PROMPT 1:
Copy the Bitcoin rebound text in full, word for word.

SELECTED TEXT:
▬▬▬▬▬▬

The crypto bounce followed days of selloff during the conflict. Short sellers across the market took losses as the deal news hit.

Bitcoin Bounces Back Above $65,000

The de-escalation trade had a familiar shape. Bitcoin dropped first, then rallied on the news, the same pattern it traced through earlier episodes of the conflict. On June 8, when the US launched retaliatory strikes against Iran, the price fell sharply, and a subsequent bounce to $64,000 wiped out $320 million in short positions inside 15 minutes, per bitcoin.com.

Monday’s session was a smaller version of the same tape. Bitcoin jumped on the news, slipped back, then consolidated. The two-week high was the headline. The move from Friday’s close ran in the low single digits.

Bitcoin had been trading above $64,000 before tumbling below $63,500 earlier in the weekend as Beirut strikes threatened to derail the talks. The deal news reset the market in a single overnight session.

▬▬▬▬▬▬

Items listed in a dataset
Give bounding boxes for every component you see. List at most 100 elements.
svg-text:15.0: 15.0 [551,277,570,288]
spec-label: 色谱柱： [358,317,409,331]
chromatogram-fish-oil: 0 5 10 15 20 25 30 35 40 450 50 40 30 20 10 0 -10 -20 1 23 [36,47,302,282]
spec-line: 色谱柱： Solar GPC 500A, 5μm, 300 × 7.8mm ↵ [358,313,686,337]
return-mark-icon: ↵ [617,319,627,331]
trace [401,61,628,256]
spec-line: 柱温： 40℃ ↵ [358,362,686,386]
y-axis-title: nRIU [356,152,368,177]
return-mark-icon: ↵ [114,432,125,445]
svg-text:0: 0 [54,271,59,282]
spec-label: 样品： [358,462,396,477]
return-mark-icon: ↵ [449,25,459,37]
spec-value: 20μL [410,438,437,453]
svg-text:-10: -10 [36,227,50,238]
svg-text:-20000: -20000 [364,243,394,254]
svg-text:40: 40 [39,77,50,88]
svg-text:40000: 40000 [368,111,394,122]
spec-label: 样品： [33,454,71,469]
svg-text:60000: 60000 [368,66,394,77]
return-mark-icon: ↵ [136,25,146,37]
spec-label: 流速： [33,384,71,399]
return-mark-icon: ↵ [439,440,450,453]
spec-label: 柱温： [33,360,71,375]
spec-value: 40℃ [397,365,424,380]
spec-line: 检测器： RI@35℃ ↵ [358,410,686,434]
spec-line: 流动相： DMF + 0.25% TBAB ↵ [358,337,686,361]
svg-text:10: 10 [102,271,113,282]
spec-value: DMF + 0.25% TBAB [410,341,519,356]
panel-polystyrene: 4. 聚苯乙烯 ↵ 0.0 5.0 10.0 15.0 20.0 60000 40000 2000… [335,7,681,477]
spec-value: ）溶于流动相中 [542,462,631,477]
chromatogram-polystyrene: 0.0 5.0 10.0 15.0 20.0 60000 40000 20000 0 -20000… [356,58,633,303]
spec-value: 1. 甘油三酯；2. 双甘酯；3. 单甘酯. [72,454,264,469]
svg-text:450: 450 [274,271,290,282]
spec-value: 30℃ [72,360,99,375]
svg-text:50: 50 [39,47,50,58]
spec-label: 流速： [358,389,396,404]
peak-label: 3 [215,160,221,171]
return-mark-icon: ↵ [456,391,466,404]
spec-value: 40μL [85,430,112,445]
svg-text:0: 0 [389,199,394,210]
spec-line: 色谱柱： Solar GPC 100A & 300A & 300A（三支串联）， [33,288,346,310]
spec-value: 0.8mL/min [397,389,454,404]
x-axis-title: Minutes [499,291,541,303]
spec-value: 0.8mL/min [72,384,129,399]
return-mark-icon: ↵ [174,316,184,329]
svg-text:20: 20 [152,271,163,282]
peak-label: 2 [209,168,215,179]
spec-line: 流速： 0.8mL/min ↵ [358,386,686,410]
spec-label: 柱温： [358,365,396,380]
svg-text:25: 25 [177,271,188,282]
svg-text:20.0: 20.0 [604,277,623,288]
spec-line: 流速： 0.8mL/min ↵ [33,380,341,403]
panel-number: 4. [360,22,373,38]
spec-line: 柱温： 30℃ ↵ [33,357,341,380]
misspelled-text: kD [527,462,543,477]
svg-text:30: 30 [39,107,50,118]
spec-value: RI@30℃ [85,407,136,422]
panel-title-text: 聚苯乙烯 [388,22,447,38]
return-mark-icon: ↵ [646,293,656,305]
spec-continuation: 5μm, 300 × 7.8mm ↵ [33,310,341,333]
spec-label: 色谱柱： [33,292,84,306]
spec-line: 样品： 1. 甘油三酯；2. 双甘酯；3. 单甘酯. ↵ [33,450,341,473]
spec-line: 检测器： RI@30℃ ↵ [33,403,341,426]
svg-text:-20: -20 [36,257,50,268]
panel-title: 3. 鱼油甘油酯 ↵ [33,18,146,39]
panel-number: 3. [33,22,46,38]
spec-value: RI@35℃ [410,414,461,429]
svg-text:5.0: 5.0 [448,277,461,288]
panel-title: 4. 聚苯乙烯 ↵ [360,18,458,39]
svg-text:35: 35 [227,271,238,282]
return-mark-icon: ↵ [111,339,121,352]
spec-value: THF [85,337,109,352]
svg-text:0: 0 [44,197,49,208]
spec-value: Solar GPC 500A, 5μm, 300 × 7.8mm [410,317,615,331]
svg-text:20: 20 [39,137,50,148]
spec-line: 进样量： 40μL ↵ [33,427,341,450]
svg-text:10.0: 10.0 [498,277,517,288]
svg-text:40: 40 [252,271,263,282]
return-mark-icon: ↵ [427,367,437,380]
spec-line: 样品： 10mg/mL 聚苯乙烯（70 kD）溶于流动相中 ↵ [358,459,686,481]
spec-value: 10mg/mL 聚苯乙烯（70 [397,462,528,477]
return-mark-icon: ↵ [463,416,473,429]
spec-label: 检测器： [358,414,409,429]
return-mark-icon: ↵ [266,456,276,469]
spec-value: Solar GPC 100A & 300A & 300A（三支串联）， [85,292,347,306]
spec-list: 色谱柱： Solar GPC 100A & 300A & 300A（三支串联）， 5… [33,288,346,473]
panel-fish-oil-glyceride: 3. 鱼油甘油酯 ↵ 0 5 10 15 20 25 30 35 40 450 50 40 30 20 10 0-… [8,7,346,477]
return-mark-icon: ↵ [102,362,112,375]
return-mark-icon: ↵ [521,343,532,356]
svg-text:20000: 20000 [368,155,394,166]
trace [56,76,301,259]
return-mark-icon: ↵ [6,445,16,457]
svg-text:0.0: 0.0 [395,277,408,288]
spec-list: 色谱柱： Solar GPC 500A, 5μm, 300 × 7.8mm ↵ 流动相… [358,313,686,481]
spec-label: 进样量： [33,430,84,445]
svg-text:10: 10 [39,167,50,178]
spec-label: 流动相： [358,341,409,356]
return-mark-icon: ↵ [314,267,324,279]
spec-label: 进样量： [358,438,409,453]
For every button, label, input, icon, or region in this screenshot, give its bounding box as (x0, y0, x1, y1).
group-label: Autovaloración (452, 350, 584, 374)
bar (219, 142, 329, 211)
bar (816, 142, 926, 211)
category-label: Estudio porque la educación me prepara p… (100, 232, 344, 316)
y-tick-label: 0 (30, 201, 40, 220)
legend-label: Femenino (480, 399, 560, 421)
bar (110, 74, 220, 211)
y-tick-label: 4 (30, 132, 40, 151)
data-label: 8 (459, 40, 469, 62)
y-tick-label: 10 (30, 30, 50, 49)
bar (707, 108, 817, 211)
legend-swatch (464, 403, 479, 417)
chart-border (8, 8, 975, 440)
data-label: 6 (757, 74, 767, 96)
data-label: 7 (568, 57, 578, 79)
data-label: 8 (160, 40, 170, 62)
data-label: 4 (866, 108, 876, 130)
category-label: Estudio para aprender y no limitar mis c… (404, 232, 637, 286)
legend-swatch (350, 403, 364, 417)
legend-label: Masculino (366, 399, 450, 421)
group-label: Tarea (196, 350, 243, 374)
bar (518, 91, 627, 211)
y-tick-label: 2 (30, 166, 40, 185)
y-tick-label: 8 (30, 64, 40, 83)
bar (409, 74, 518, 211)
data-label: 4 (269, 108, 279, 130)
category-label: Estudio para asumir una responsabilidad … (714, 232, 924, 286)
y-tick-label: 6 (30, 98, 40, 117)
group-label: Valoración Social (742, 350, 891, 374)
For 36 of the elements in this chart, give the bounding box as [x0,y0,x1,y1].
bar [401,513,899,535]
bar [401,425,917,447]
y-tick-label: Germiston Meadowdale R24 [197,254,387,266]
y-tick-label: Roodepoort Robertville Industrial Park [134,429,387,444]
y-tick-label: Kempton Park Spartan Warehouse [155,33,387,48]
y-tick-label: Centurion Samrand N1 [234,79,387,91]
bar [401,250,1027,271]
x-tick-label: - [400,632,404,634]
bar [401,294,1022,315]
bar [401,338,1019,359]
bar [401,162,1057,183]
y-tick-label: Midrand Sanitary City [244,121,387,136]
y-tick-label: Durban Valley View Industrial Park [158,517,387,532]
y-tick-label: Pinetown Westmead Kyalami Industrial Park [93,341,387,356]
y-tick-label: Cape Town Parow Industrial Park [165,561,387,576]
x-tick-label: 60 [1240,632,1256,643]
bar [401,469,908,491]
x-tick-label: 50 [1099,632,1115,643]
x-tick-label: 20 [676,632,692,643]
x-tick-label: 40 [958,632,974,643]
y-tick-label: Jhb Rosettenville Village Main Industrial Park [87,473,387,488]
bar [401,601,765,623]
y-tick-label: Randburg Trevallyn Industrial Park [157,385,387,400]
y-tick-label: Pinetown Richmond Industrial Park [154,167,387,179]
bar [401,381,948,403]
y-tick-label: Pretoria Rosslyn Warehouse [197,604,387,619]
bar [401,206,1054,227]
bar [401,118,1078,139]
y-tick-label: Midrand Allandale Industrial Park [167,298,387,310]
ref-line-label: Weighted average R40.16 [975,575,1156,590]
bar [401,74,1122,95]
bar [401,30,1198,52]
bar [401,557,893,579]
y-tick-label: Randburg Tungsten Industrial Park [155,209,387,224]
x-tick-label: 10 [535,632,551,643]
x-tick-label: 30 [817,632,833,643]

▬▬▬▬▬▬

PROMPT 2:
Render as a numbered list the part of the records that opens with their first line and closes with the line containing "spec-value: ）溶于流动相中 [542,462,631,477]", including both of those lines and leaving out blank lines.

FINAL RESULT 1:
The crypto bounce followed days of selloff during the conflict. Short sellers across the market took losses as the deal news hit.

Bitcoin Bounces Back Above $65,000

The de-escalation trade had a familiar shape. Bitcoin dropped first, then rallied on the news, the same pattern it traced through earlier episodes of the conflict. On June 8, when the US launched retaliatory strikes against Iran, the price fell sharply, and a subsequent bounce to $64,000 wiped out $320 million in short positions inside 15 minutes, per bitcoin.com.

Monday’s session was a smaller version of the same tape. Bitcoin jumped on the news, slipped back, then consolidated. The two-week high was the headline. The move from Friday’s close ran in the low single digits.

Bitcoin had been trading above $64,000 before tumbling below $63,500 earlier in the weekend as Beirut strikes threatened to derail the talks. The deal news reset the market in a single overnight session.

FINAL RESULT 2:
1. Give bounding boxes for every component you see. List at most 100 elements.
2. svg-text:15.0: 15.0 [551,277,570,288]
3. spec-label: 色谱柱： [358,317,409,331]
4. chromatogram-fish-oil: 0 5 10 15 20 25 30 35 40 450 50 40 30 20 10 0 -10 -20 1 23 [36,47,302,282]
5. spec-line: 色谱柱： Solar GPC 500A, 5μm, 300 × 7.8mm ↵ [358,313,686,337]
6. return-mark-icon: ↵ [617,319,627,331]
7. trace [401,61,628,256]
8. spec-line: 柱温： 40℃ ↵ [358,362,686,386]
9. y-axis-title: nRIU [356,152,368,177]
10. return-mark-icon: ↵ [114,432,125,445]
11. svg-text:0: 0 [54,271,59,282]
12. spec-label: 样品： [358,462,396,477]
13. return-mark-icon: ↵ [449,25,459,37]
14. spec-value: 20μL [410,438,437,453]
15. svg-text:-10: -10 [36,227,50,238]
16. svg-text:-20000: -20000 [364,243,394,254]
17. svg-text:40: 40 [39,77,50,88]
18. svg-text:40000: 40000 [368,111,394,122]
19. spec-label: 样品： [33,454,71,469]
20. svg-text:60000: 60000 [368,66,394,77]
21. return-mark-icon: ↵ [136,25,146,37]
22. spec-label: 流速： [33,384,71,399]
23. return-mark-icon: ↵ [439,440,450,453]
24. spec-label: 柱温： [33,360,71,375]
25. spec-value: 40℃ [397,365,424,380]
26. spec-line: 检测器： RI@35℃ ↵ [358,410,686,434]
27. spec-line: 流动相： DMF + 0.25% TBAB ↵ [358,337,686,361]
28. svg-text:10: 10 [102,271,113,282]
29. spec-value: DMF + 0.25% TBAB [410,341,519,356]
30. panel-polystyrene: 4. 聚苯乙烯 ↵ 0.0 5.0 10.0 15.0 20.0 60000 40000 2000… [335,7,681,477]
31. spec-value: ）溶于流动相中 [542,462,631,477]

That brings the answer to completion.